[Data items]
- - - - - - -

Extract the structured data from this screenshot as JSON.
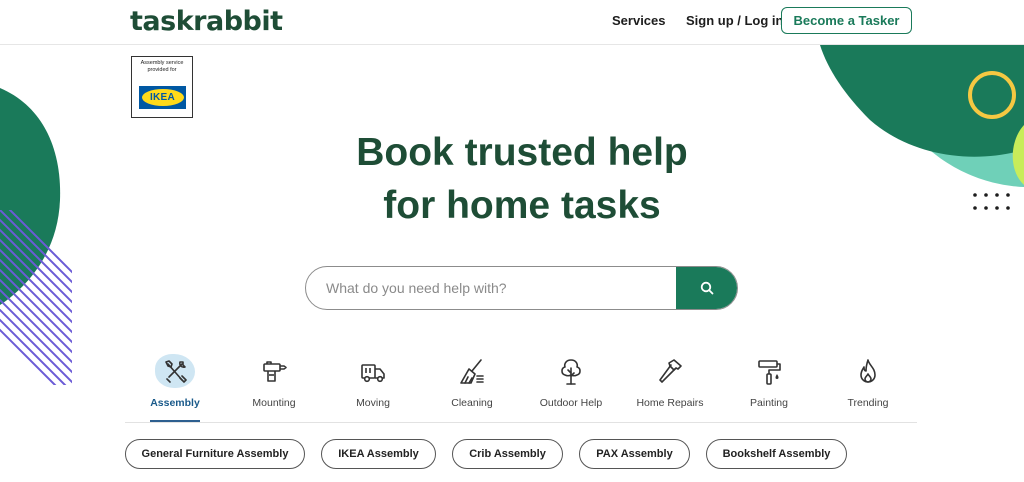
{
  "header": {
    "logo": "taskrabbit",
    "nav_services": "Services",
    "nav_signup": "Sign up / Log in",
    "cta": "Become a Tasker"
  },
  "badge": {
    "text": "Assembly service provided for",
    "brand": "IKEA"
  },
  "hero": {
    "line1": "Book trusted help",
    "line2": "for home tasks"
  },
  "search": {
    "placeholder": "What do you need help with?",
    "value": ""
  },
  "categories": [
    {
      "label": "Assembly",
      "icon": "tools-icon",
      "active": true
    },
    {
      "label": "Mounting",
      "icon": "drill-icon",
      "active": false
    },
    {
      "label": "Moving",
      "icon": "truck-icon",
      "active": false
    },
    {
      "label": "Cleaning",
      "icon": "broom-icon",
      "active": false
    },
    {
      "label": "Outdoor Help",
      "icon": "tree-icon",
      "active": false
    },
    {
      "label": "Home Repairs",
      "icon": "hammer-icon",
      "active": false
    },
    {
      "label": "Painting",
      "icon": "paint-roller-icon",
      "active": false
    },
    {
      "label": "Trending",
      "icon": "flame-icon",
      "active": false
    }
  ],
  "chips": [
    "General Furniture Assembly",
    "IKEA Assembly",
    "Crib Assembly",
    "PAX Assembly",
    "Bookshelf Assembly"
  ],
  "colors": {
    "brand_green": "#1e4d36",
    "accent_green": "#1a7a5a",
    "active_blue": "#1a5a8a",
    "mint": "#6fd0b8",
    "yellow": "#f5c842",
    "purple": "#6b5bd6"
  }
}
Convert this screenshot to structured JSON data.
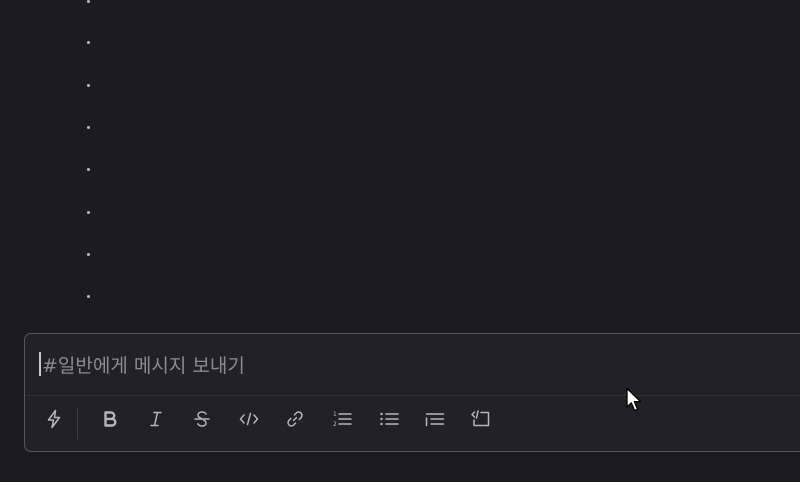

- - - - - - -

▶ **What is required**: Any pictures should be dropped; transcribe the rest of the records above exactly.

▶ **Task solution**:
Extract the structured data from this screenshot as JSON.
{
  "header": {
    "logo": "taskrabbit",
    "nav_services": "Services",
    "nav_signup": "Sign up / Log in",
    "cta": "Become a Tasker"
  },
  "badge": {
    "text": "Assembly service provided for",
    "brand": "IKEA"
  },
  "hero": {
    "line1": "Book trusted help",
    "line2": "for home tasks"
  },
  "search": {
    "placeholder": "What do you need help with?",
    "value": ""
  },
  "categories": [
    {
      "label": "Assembly",
      "icon": "tools-icon",
      "active": true
    },
    {
      "label": "Mounting",
      "icon": "drill-icon",
      "active": false
    },
    {
      "label": "Moving",
      "icon": "truck-icon",
      "active": false
    },
    {
      "label": "Cleaning",
      "icon": "broom-icon",
      "active": false
    },
    {
      "label": "Outdoor Help",
      "icon": "tree-icon",
      "active": false
    },
    {
      "label": "Home Repairs",
      "icon": "hammer-icon",
      "active": false
    },
    {
      "label": "Painting",
      "icon": "paint-roller-icon",
      "active": false
    },
    {
      "label": "Trending",
      "icon": "flame-icon",
      "active": false
    }
  ],
  "chips": [
    "General Furniture Assembly",
    "IKEA Assembly",
    "Crib Assembly",
    "PAX Assembly",
    "Bookshelf Assembly"
  ],
  "colors": {
    "brand_green": "#1e4d36",
    "accent_green": "#1a7a5a",
    "active_blue": "#1a5a8a",
    "mint": "#6fd0b8",
    "yellow": "#f5c842",
    "purple": "#6b5bd6"
  }
}
Convert this screenshot to structured JSON data.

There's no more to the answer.